◆ **SET EXERCISE**: Repeat the records from the start through the line containing "forward-icon[interactable]: →: [26, 27, 37, 43]", copying everything down to that line with both ends included.

◆ **DATA FOR THE TASK**:

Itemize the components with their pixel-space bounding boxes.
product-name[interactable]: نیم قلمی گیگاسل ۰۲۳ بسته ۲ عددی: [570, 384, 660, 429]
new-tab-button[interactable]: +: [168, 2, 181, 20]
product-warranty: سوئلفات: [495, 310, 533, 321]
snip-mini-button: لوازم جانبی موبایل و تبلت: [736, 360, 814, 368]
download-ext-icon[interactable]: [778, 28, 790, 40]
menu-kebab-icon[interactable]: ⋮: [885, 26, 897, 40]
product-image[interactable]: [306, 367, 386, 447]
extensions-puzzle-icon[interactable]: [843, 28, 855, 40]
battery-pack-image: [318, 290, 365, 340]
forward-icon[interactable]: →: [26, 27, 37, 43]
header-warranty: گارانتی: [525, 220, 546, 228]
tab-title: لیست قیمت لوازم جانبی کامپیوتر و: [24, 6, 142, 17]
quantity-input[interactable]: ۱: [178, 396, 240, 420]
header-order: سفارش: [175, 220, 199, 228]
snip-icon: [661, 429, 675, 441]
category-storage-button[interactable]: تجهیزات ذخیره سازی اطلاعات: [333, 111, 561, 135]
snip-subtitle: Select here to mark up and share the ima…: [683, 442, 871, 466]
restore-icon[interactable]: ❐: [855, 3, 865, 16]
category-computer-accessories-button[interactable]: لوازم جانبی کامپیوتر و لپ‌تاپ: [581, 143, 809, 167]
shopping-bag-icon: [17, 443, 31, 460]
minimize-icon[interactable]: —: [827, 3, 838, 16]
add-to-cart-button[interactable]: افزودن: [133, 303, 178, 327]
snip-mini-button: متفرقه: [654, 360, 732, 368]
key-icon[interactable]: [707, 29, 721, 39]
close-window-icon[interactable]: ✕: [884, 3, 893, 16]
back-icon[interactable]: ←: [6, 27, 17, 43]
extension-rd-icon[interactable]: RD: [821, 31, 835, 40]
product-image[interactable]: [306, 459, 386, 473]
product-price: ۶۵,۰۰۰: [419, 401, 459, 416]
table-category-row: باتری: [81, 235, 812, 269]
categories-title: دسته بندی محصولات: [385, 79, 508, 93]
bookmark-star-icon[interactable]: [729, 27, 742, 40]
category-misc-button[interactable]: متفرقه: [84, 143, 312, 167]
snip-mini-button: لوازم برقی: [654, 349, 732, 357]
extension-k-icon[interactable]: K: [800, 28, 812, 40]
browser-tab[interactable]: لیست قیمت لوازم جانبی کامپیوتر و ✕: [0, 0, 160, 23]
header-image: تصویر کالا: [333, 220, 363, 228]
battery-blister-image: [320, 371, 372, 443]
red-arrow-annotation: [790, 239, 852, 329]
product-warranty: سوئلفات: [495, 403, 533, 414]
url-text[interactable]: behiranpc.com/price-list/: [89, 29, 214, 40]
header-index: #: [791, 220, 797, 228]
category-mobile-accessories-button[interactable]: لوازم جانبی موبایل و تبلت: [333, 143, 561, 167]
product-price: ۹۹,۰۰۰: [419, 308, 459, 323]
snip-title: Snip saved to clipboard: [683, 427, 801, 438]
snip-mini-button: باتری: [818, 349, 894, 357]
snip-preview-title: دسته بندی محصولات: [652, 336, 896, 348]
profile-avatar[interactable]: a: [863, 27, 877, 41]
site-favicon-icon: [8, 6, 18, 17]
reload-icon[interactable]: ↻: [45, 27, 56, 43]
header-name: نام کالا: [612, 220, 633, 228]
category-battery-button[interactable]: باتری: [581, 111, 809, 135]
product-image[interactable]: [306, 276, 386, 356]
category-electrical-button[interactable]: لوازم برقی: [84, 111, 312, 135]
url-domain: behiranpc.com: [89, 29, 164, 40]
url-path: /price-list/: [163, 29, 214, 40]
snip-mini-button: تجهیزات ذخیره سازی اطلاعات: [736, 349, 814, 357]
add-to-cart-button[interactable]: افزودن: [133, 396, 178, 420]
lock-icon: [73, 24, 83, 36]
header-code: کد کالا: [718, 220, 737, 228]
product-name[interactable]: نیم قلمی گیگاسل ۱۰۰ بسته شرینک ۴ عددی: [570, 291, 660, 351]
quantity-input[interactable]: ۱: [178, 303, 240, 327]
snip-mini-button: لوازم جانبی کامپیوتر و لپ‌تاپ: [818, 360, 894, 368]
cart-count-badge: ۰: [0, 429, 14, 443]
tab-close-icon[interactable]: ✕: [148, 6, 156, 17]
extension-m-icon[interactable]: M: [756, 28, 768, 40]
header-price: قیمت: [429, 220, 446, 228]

◆ **WRITTEN ANSWER**:
Itemize the components with their pixel-space bounding boxes.
product-name[interactable]: نیم قلمی گیگاسل ۰۲۳ بسته ۲ عددی: [570, 384, 660, 429]
new-tab-button[interactable]: +: [168, 2, 181, 20]
product-warranty: سوئلفات: [495, 310, 533, 321]
snip-mini-button: لوازم جانبی موبایل و تبلت: [736, 360, 814, 368]
download-ext-icon[interactable]: [778, 28, 790, 40]
menu-kebab-icon[interactable]: ⋮: [885, 26, 897, 40]
product-image[interactable]: [306, 367, 386, 447]
extensions-puzzle-icon[interactable]: [843, 28, 855, 40]
battery-pack-image: [318, 290, 365, 340]
forward-icon[interactable]: →: [26, 27, 37, 43]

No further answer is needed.